Reproduce the entries in full, with no changes.

** start of DATASET EXTRACT **

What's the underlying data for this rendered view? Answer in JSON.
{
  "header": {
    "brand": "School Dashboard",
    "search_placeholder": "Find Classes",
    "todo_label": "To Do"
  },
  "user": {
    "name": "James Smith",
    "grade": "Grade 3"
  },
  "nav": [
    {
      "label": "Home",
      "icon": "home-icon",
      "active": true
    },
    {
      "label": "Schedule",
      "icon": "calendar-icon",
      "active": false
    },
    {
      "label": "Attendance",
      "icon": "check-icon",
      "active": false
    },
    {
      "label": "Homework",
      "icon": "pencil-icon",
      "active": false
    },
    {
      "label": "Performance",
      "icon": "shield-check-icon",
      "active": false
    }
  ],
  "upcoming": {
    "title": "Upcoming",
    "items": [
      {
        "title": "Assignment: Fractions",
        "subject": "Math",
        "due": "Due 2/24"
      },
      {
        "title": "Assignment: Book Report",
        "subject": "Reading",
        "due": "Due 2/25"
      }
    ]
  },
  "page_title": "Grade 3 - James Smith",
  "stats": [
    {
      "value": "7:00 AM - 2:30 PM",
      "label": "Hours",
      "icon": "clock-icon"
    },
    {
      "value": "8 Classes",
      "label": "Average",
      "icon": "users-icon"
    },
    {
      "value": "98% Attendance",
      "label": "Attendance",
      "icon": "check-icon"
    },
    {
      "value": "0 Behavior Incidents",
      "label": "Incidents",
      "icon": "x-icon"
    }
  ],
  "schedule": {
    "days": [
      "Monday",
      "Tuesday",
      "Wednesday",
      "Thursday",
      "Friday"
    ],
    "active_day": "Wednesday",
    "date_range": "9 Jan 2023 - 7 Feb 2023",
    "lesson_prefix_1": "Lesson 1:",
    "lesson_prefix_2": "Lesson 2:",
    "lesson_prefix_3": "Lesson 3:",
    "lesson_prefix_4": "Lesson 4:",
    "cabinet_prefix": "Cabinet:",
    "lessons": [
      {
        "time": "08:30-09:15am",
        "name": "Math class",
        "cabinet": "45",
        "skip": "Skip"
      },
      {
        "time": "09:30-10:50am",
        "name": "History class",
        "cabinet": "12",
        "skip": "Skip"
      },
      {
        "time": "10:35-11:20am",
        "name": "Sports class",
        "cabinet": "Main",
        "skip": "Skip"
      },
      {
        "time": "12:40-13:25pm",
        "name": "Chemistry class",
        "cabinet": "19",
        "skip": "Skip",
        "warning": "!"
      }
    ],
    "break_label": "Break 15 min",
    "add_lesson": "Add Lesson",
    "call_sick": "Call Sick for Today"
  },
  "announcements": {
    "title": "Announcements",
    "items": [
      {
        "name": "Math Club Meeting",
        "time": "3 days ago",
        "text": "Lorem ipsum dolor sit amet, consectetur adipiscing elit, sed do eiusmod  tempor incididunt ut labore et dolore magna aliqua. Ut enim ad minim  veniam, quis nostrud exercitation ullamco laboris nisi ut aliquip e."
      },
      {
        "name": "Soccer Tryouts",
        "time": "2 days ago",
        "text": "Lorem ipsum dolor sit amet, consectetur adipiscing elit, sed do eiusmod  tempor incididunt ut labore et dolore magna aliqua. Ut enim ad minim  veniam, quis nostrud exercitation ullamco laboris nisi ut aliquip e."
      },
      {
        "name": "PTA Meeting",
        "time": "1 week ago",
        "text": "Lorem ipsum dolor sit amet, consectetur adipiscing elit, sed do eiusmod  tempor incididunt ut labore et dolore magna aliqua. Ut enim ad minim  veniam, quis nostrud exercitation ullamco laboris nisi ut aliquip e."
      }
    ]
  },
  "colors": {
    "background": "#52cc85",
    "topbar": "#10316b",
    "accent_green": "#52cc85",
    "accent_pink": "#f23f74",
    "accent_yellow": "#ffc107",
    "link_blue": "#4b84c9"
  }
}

** end of DATASET EXTRACT **

— RESULT OF THIS TASK —
What's the underlying data for this rendered view? Answer in JSON.
{
  "header": {
    "brand": "School Dashboard",
    "search_placeholder": "Find Classes",
    "todo_label": "To Do"
  },
  "user": {
    "name": "James Smith",
    "grade": "Grade 3"
  },
  "nav": [
    {
      "label": "Home",
      "icon": "home-icon",
      "active": true
    },
    {
      "label": "Schedule",
      "icon": "calendar-icon",
      "active": false
    },
    {
      "label": "Attendance",
      "icon": "check-icon",
      "active": false
    },
    {
      "label": "Homework",
      "icon": "pencil-icon",
      "active": false
    },
    {
      "label": "Performance",
      "icon": "shield-check-icon",
      "active": false
    }
  ],
  "upcoming": {
    "title": "Upcoming",
    "items": [
      {
        "title": "Assignment: Fractions",
        "subject": "Math",
        "due": "Due 2/24"
      },
      {
        "title": "Assignment: Book Report",
        "subject": "Reading",
        "due": "Due 2/25"
      }
    ]
  },
  "page_title": "Grade 3 - James Smith",
  "stats": [
    {
      "value": "7:00 AM - 2:30 PM",
      "label": "Hours",
      "icon": "clock-icon"
    },
    {
      "value": "8 Classes",
      "label": "Average",
      "icon": "users-icon"
    },
    {
      "value": "98% Attendance",
      "label": "Attendance",
      "icon": "check-icon"
    },
    {
      "value": "0 Behavior Incidents",
      "label": "Incidents",
      "icon": "x-icon"
    }
  ],
  "schedule": {
    "days": [
      "Monday",
      "Tuesday",
      "Wednesday",
      "Thursday",
      "Friday"
    ],
    "active_day": "Wednesday",
    "date_range": "9 Jan 2023 - 7 Feb 2023",
    "lesson_prefix_1": "Lesson 1:",
    "lesson_prefix_2": "Lesson 2:",
    "lesson_prefix_3": "Lesson 3:",
    "lesson_prefix_4": "Lesson 4:",
    "cabinet_prefix": "Cabinet:",
    "lessons": [
      {
        "time": "08:30-09:15am",
        "name": "Math class",
        "cabinet": "45",
        "skip": "Skip"
      },
      {
        "time": "09:30-10:50am",
        "name": "History class",
        "cabinet": "12",
        "skip": "Skip"
      },
      {
        "time": "10:35-11:20am",
        "name": "Sports class",
        "cabinet": "Main",
        "skip": "Skip"
      },
      {
        "time": "12:40-13:25pm",
        "name": "Chemistry class",
        "cabinet": "19",
        "skip": "Skip",
        "warning": "!"
      }
    ],
    "break_label": "Break 15 min",
    "add_lesson": "Add Lesson",
    "call_sick": "Call Sick for Today"
  },
  "announcements": {
    "title": "Announcements",
    "items": [
      {
        "name": "Math Club Meeting",
        "time": "3 days ago",
        "text": "Lorem ipsum dolor sit amet, consectetur adipiscing elit, sed do eiusmod  tempor incididunt ut labore et dolore magna aliqua. Ut enim ad minim  veniam, quis nostrud exercitation ullamco laboris nisi ut aliquip e."
      },
      {
        "name": "Soccer Tryouts",
        "time": "2 days ago",
        "text": "Lorem ipsum dolor sit amet, consectetur adipiscing elit, sed do eiusmod  tempor incididunt ut labore et dolore magna aliqua. Ut enim ad minim  veniam, quis nostrud exercitation ullamco laboris nisi ut aliquip e."
      },
      {
        "name": "PTA Meeting",
        "time": "1 week ago",
        "text": "Lorem ipsum dolor sit amet, consectetur adipiscing elit, sed do eiusmod  tempor incididunt ut labore et dolore magna aliqua. Ut enim ad minim  veniam, quis nostrud exercitation ullamco laboris nisi ut aliquip e."
      }
    ]
  },
  "colors": {
    "background": "#52cc85",
    "topbar": "#10316b",
    "accent_green": "#52cc85",
    "accent_pink": "#f23f74",
    "accent_yellow": "#ffc107",
    "link_blue": "#4b84c9"
  }
}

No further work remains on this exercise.